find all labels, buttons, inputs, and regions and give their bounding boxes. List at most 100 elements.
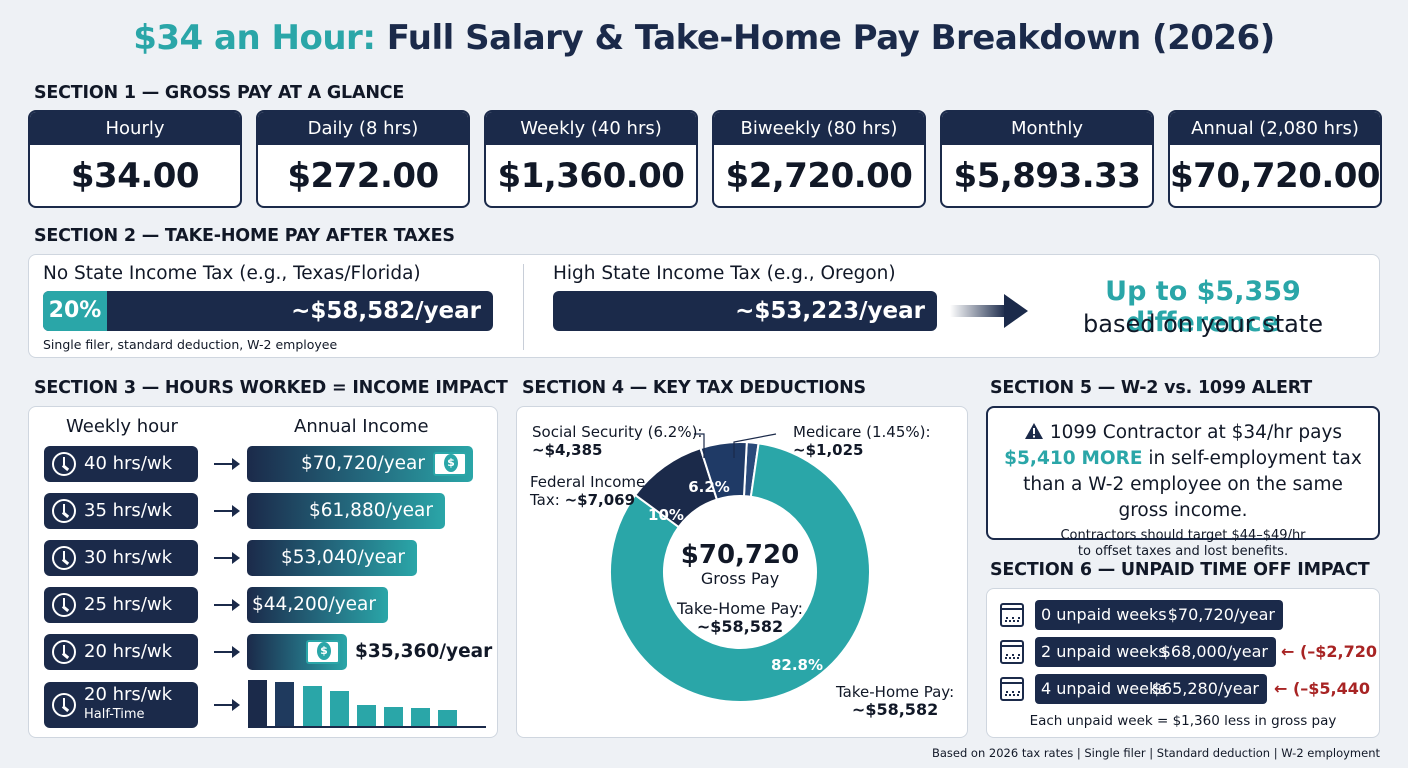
- halftime-hours: 20 hrs/wk: [84, 684, 173, 705]
- no-tax-pct: 20%: [43, 291, 107, 331]
- arrow-icon: [214, 699, 240, 711]
- alert-line-b: in self-employment tax than a W-2 employ…: [1023, 448, 1362, 521]
- federal-value: ~$7,069: [564, 491, 636, 509]
- hours-label: 20 hrs/wk: [84, 641, 173, 662]
- alert-sub2: to offset taxes and lost benefits.: [1077, 544, 1289, 559]
- ss-pct-label: 6.2%: [688, 478, 730, 496]
- no-tax-bar: 20% ~$58,582/year: [43, 291, 493, 331]
- unpaid-weeks: 0 unpaid weeks: [1041, 605, 1167, 624]
- card-daily: Daily (8 hrs) $272.00: [256, 110, 470, 208]
- unpaid-amount: $65,280/year: [1151, 679, 1259, 698]
- mini-bar: [303, 686, 322, 726]
- no-tax-note: Single filer, standard deduction, W-2 em…: [43, 337, 338, 352]
- hrs-pill-halftime: 20 hrs/wk Half-Time: [44, 682, 198, 728]
- no-tax-label: No State Income Tax (e.g., Texas/Florida…: [43, 263, 421, 284]
- section6-heading: SECTION 6 — UNPAID TIME OFF IMPACT: [990, 560, 1370, 580]
- mini-bar: [357, 705, 376, 726]
- card-label: Weekly (40 hrs): [486, 112, 696, 145]
- page-title: $34 an Hour: Full Salary & Take-Home Pay…: [0, 18, 1408, 58]
- col-weekly-hour: Weekly hour: [66, 416, 178, 437]
- ss-leader-line: [694, 433, 705, 458]
- divider: [523, 264, 524, 350]
- hours-pill: 40 hrs/wk: [44, 446, 198, 482]
- ss-value: ~$4,385: [532, 441, 603, 459]
- takehome-value: ~$58,582: [851, 700, 939, 719]
- arrow-right-icon: [950, 294, 1028, 328]
- hours-pill: 25 hrs/wk: [44, 587, 198, 623]
- takehome-label: Take-Home Pay: ~$58,582: [836, 683, 954, 719]
- high-tax-bar: ~$53,223/year: [553, 291, 937, 331]
- income-label: $44,200/year: [251, 594, 376, 615]
- unpaid-weeks: 2 unpaid weeks: [1041, 642, 1167, 661]
- col-annual-income: Annual Income: [294, 416, 429, 437]
- mini-bar: [411, 708, 430, 726]
- alert-amount: $5,410: [1004, 448, 1076, 469]
- clock-icon: [52, 452, 76, 476]
- unpaid-amount: $70,720/year: [1167, 605, 1275, 624]
- clock-icon: [52, 593, 76, 617]
- difference-headline: Up to $5,359 difference: [1105, 276, 1301, 338]
- calendar-icon: [1000, 640, 1024, 664]
- arrow-icon: [214, 646, 240, 658]
- high-tax-label: High State Income Tax (e.g., Oregon): [553, 263, 896, 284]
- mini-bar: [275, 682, 294, 726]
- unpaid-amount: $68,000/year: [1160, 642, 1268, 661]
- card-hourly: Hourly $34.00: [28, 110, 242, 208]
- section1-heading: SECTION 1 — GROSS PAY AT A GLANCE: [34, 83, 405, 103]
- card-annual: Annual (2,080 hrs) $70,720.00: [1168, 110, 1382, 208]
- arrow-icon: [214, 505, 240, 517]
- income-label: $53,040/year: [280, 547, 405, 568]
- federal-label-text: Federal Income: [530, 473, 646, 491]
- income-label: $70,720/year: [300, 453, 425, 474]
- hours-pill: 30 hrs/wk: [44, 540, 198, 576]
- unpaid-row-2: 2 unpaid weeks $68,000/year: [1035, 637, 1276, 667]
- card-label: Monthly: [942, 112, 1152, 145]
- donut-chart: 10%6.2% 82.8%: [609, 433, 871, 703]
- alert-more: MORE: [1081, 448, 1143, 469]
- income-label: $61,880/year: [308, 500, 433, 521]
- section2-heading: SECTION 2 — TAKE-HOME PAY AFTER TAXES: [34, 226, 455, 246]
- difference-subline: based on your state: [1083, 310, 1323, 338]
- alert-sub1: Contractors should target $44–$49/hr: [1060, 528, 1306, 543]
- mini-bar: [330, 691, 349, 726]
- clock-icon: [52, 640, 76, 664]
- money-icon: [306, 640, 340, 664]
- ss-label: Social Security (6.2%): ~$4,385: [532, 423, 702, 459]
- unpaid-weeks: 4 unpaid weeks: [1041, 679, 1167, 698]
- mini-bar: [438, 710, 457, 726]
- section4-heading: SECTION 4 — KEY TAX DEDUCTIONS: [522, 378, 866, 398]
- income-bar: $44,200/year: [247, 587, 388, 623]
- arrow-icon: [214, 458, 240, 470]
- card-value: $2,720.00: [725, 156, 913, 196]
- takehome-label-text: Take-Home Pay:: [836, 683, 955, 701]
- ss-label-text: Social Security (6.2%):: [532, 423, 703, 441]
- alert-line-a: 1099 Contractor at $34/hr pays: [1049, 422, 1343, 443]
- center-take-label: Take-Home Pay:: [676, 599, 803, 618]
- section5-heading: SECTION 5 — W-2 vs. 1099 ALERT: [990, 378, 1313, 398]
- arrow-icon: [214, 552, 240, 564]
- money-icon: [433, 452, 467, 476]
- medicare-value: ~$1,025: [793, 441, 864, 459]
- income-bar: $53,040/year: [247, 540, 417, 576]
- hours-pill: 35 hrs/wk: [44, 493, 198, 529]
- calendar-icon: [1000, 603, 1024, 627]
- unpaid-footnote: Each unpaid week = $1,360 less in gross …: [1029, 713, 1337, 729]
- section3-heading: SECTION 3 — HOURS WORKED = INCOME IMPACT: [34, 378, 508, 398]
- medicare-label-text: Medicare (1.45%):: [793, 423, 931, 441]
- calendar-icon: [1000, 677, 1024, 701]
- clock-icon: [52, 499, 76, 523]
- card-label: Daily (8 hrs): [258, 112, 468, 145]
- social-security-slice: [699, 441, 748, 501]
- hours-label: 35 hrs/wk: [84, 500, 173, 521]
- hours-label: 40 hrs/wk: [84, 453, 173, 474]
- take-home-pct-label: 82.8%: [771, 656, 823, 674]
- card-value: $1,360.00: [497, 156, 685, 196]
- medicare-label: Medicare (1.45%): ~$1,025: [793, 423, 931, 459]
- card-biweekly: Biweekly (80 hrs) $2,720.00: [712, 110, 926, 208]
- hours-label: 25 hrs/wk: [84, 594, 173, 615]
- federal-pct-label: 10%: [648, 506, 684, 524]
- take-home-slice: [609, 442, 871, 703]
- medicare-leader-line: [733, 433, 777, 458]
- card-value: $70,720.00: [1170, 156, 1381, 196]
- no-tax-value: ~$58,582/year: [291, 298, 481, 324]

◆ ◆ ◆ ◆ ◆ ◆ ◆

**Instruction:** Gather every line above that contains the word "weeks" and copy each one in full.

**Solved problem:**
- unpaid-weeks: 0 unpaid weeks: [1041, 605, 1167, 624]
- unpaid-weeks: 2 unpaid weeks: [1041, 642, 1167, 661]
- unpaid-row-2: 2 unpaid weeks $68,000/year: [1035, 637, 1276, 667]
- unpaid-weeks: 4 unpaid weeks: [1041, 679, 1167, 698]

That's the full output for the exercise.